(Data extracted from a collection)

++++

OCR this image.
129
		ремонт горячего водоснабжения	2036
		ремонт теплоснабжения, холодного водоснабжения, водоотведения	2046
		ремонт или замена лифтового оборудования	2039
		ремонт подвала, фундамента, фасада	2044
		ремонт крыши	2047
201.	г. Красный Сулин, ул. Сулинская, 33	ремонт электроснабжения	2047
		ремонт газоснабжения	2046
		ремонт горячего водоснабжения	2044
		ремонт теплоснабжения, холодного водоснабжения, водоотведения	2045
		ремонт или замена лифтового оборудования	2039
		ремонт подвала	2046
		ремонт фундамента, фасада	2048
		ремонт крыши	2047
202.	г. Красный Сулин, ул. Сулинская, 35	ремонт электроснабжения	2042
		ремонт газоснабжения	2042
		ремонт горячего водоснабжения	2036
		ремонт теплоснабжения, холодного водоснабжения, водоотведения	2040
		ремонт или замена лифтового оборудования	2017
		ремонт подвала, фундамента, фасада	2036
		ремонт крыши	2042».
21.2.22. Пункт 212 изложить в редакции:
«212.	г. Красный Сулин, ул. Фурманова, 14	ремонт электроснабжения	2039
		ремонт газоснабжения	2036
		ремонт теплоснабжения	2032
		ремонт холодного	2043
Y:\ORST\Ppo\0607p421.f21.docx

++++

• Task goal
Each line in the listing above that contains "Сулин" should be copied.

• Task solution
201.	г. Красный Сулин, ул. Сулинская, 33	ремонт электроснабжения	2047
202.	г. Красный Сулин, ул. Сулинская, 35	ремонт электроснабжения	2042
«212.	г. Красный Сулин, ул. Фурманова, 14	ремонт электроснабжения	2039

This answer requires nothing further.